Exercise aim
Copy out every line containing the word "xlabel".

Begin Records provided

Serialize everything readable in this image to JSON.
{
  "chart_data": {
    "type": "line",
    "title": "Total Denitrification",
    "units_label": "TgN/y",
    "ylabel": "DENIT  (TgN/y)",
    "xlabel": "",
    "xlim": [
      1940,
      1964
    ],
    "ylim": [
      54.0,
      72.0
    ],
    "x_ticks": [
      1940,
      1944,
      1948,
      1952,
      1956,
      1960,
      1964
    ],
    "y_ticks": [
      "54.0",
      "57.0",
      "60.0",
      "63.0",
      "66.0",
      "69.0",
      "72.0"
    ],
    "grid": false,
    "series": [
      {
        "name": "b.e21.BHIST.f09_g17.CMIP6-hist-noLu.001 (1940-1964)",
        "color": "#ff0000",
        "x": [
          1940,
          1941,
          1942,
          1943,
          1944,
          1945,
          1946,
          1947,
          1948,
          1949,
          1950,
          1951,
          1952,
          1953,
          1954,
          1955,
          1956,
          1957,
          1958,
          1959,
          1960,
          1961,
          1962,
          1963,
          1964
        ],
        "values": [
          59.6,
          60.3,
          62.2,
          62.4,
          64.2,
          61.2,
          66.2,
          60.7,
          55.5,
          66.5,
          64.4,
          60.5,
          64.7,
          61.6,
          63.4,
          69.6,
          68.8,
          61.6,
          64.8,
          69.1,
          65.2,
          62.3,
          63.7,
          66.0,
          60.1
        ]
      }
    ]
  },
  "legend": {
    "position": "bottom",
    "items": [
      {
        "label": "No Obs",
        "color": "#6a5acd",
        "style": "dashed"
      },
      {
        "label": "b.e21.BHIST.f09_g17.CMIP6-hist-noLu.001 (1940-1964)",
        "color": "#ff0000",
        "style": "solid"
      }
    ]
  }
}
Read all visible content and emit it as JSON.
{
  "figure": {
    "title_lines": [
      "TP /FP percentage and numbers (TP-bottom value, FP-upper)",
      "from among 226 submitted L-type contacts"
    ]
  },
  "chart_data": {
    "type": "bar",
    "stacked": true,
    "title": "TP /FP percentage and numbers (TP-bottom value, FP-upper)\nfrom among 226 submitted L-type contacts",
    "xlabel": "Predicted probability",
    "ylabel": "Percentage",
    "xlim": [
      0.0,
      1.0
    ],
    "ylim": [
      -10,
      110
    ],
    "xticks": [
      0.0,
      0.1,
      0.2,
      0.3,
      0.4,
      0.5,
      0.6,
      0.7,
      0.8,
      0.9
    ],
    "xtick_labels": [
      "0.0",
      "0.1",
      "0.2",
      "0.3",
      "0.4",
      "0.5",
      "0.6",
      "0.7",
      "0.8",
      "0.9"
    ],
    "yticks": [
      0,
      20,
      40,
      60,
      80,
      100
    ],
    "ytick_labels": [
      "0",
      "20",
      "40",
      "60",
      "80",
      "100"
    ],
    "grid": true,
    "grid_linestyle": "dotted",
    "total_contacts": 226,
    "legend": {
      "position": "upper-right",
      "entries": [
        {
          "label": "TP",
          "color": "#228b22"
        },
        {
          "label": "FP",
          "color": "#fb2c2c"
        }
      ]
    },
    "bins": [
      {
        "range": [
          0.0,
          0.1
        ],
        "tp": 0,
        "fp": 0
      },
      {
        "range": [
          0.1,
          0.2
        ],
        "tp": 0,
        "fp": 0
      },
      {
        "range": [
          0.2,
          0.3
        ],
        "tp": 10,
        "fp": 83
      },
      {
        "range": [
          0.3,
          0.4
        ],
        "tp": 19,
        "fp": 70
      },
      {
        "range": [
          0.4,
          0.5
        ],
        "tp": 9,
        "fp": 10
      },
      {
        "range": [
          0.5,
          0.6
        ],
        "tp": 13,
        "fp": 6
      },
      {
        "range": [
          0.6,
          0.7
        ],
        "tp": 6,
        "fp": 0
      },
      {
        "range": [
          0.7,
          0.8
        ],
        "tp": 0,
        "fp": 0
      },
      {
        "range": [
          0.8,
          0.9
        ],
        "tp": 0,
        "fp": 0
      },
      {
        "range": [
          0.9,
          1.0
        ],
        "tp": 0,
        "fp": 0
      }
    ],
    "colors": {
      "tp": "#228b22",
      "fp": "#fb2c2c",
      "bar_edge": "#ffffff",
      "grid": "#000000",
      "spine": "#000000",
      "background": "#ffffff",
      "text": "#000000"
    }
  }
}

End Records provided

Correct answer
    "xlabel": "",
    "xlabel": "Predicted probability",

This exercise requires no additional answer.